• _WORK TO BE COMPLETED_
Reproduce each line from the records that holds "label".

--- AVAILABLE DATA ---

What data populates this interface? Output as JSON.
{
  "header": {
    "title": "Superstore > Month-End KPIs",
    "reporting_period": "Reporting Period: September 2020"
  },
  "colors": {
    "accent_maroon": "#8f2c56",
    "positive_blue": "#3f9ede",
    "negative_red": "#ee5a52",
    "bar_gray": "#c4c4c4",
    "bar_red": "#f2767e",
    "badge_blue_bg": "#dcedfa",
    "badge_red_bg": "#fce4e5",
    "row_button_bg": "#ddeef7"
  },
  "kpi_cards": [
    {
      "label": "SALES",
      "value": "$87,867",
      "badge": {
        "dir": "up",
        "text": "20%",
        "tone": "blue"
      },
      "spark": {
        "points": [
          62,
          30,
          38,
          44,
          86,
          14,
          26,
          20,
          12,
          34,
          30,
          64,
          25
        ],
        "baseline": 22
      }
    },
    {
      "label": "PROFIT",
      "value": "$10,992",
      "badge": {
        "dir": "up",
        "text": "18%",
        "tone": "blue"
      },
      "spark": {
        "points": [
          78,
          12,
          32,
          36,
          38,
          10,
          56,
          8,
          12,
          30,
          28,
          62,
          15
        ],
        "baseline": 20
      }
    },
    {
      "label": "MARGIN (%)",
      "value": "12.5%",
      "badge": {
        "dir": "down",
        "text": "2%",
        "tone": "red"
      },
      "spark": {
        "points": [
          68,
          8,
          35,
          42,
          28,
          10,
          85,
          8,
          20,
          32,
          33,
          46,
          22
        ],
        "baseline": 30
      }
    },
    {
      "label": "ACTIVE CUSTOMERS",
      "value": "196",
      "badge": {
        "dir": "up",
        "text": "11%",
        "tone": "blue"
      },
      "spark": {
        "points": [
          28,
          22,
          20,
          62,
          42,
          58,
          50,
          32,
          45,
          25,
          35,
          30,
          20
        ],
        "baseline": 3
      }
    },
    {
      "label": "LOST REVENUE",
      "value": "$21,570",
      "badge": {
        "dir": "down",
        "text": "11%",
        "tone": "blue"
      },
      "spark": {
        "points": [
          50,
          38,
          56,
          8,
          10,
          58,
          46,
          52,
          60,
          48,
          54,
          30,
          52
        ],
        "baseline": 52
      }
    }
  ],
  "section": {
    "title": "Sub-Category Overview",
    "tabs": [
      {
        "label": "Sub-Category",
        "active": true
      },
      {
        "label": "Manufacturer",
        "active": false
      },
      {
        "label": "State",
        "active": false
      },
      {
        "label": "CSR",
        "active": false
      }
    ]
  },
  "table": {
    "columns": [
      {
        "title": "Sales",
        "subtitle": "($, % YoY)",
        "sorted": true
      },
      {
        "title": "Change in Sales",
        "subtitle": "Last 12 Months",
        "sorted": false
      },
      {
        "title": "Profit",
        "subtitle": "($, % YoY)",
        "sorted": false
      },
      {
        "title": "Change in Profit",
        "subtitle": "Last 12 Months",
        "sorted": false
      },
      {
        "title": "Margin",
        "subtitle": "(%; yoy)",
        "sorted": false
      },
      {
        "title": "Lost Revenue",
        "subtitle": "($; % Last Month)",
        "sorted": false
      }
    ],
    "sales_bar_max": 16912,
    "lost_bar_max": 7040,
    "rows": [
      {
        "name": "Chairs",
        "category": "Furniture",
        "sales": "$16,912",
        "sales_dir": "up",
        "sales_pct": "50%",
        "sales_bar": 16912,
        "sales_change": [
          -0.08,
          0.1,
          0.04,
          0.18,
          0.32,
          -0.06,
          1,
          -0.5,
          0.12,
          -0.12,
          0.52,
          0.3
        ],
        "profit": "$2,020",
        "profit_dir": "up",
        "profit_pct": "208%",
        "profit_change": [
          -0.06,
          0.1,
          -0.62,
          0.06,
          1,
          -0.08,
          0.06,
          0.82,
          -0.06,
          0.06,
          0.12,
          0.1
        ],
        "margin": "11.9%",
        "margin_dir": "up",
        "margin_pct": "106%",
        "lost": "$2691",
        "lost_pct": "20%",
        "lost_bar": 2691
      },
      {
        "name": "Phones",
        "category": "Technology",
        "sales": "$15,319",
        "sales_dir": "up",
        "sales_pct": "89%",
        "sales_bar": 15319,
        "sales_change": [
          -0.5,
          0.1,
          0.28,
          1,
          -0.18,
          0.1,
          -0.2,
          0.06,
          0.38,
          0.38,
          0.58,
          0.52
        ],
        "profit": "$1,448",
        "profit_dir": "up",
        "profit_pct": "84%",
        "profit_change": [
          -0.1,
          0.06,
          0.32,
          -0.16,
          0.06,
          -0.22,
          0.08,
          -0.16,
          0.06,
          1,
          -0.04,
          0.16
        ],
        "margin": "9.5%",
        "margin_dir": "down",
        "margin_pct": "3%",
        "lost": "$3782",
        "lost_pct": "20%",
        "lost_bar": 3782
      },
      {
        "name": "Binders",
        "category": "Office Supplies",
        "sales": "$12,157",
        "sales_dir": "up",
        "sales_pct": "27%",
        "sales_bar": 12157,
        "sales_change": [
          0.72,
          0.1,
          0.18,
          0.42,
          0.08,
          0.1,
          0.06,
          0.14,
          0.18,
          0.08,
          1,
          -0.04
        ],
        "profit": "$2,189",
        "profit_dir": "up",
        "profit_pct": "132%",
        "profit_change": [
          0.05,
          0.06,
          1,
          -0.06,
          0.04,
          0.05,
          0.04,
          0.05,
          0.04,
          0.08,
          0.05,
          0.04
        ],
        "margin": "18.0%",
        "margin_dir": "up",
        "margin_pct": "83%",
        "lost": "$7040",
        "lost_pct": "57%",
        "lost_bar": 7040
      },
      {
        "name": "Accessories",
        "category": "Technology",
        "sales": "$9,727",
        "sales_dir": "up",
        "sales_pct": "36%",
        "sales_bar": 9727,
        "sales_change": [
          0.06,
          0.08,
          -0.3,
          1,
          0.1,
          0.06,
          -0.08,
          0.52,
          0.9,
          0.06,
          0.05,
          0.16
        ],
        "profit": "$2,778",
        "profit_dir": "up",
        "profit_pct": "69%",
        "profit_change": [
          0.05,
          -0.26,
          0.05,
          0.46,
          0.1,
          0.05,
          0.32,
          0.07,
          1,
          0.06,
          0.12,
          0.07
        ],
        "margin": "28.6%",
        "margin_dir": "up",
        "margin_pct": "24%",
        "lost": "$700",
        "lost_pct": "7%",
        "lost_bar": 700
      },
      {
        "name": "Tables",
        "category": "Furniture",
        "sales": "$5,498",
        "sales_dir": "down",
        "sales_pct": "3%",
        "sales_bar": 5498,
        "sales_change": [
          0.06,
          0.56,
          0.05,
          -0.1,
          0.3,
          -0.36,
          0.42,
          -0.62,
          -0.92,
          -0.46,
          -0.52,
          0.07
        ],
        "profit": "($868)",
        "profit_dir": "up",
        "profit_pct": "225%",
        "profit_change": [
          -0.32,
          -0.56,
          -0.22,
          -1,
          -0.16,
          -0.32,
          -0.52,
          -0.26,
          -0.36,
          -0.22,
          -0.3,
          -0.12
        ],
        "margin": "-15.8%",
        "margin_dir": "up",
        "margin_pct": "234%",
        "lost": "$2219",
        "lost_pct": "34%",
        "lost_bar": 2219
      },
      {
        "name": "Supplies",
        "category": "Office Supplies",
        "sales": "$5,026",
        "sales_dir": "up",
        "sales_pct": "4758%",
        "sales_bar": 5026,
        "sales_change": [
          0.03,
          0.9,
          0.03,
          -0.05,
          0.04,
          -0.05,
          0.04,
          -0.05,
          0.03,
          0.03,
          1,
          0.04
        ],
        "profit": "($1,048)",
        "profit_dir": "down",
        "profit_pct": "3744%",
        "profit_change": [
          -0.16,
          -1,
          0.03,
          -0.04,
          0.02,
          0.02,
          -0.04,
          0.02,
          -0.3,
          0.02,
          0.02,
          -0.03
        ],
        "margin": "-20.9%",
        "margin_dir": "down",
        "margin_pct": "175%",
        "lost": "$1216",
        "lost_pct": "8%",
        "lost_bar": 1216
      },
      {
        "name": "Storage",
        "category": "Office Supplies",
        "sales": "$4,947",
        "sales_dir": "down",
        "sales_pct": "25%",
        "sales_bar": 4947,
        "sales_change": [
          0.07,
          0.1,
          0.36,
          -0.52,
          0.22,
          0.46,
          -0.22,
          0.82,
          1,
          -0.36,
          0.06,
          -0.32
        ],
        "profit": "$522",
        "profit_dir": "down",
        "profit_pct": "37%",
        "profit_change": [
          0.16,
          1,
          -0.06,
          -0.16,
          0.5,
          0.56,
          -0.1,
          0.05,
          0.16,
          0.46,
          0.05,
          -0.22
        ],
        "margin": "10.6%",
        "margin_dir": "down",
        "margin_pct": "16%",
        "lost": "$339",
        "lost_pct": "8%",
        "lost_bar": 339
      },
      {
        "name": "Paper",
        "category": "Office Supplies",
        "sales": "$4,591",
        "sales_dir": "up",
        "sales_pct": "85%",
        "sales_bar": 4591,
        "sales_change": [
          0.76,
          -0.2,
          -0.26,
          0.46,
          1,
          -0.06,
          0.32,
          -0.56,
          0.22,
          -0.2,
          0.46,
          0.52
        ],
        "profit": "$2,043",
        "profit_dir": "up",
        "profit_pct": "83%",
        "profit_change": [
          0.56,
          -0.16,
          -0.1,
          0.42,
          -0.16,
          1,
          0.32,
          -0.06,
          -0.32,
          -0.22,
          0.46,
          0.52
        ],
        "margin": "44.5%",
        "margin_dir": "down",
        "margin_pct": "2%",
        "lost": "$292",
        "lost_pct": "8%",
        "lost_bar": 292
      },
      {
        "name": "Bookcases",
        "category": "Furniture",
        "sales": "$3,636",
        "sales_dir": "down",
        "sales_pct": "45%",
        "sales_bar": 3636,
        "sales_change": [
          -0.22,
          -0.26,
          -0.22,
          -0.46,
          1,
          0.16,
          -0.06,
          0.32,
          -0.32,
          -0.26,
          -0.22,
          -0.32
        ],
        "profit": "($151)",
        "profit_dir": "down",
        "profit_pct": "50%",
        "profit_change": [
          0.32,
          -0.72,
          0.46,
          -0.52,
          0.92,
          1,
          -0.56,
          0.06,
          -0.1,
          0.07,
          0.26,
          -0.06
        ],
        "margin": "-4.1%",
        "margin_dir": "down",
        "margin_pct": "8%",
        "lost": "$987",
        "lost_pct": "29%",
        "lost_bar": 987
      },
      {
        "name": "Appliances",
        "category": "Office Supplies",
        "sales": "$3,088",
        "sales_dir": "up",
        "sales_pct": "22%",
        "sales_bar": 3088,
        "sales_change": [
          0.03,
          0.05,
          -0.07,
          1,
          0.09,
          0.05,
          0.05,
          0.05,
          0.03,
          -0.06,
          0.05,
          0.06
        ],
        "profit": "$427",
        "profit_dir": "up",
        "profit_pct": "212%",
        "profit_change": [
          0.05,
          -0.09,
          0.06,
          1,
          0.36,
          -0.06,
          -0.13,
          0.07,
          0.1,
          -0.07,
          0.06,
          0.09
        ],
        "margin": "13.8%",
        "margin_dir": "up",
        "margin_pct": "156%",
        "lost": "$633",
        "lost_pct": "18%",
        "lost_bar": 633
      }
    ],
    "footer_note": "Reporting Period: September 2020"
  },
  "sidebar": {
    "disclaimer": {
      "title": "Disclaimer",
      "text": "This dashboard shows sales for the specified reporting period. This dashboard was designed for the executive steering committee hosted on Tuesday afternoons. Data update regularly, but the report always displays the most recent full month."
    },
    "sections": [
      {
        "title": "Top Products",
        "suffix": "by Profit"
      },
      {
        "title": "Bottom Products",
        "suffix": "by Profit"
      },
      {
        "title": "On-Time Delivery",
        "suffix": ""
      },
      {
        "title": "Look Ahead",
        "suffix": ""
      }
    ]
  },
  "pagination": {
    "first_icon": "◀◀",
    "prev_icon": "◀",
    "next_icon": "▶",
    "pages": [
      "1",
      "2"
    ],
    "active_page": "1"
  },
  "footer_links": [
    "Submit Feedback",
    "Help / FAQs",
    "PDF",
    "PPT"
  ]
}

---

• _SOLUTION FOR THIS PROBLEM_
      "label": "SALES",
      "label": "PROFIT",
      "label": "MARGIN (%)",
      "label": "ACTIVE CUSTOMERS",
      "label": "LOST REVENUE",
        "label": "Sub-Category",
        "label": "Manufacturer",
        "label": "State",
        "label": "CSR",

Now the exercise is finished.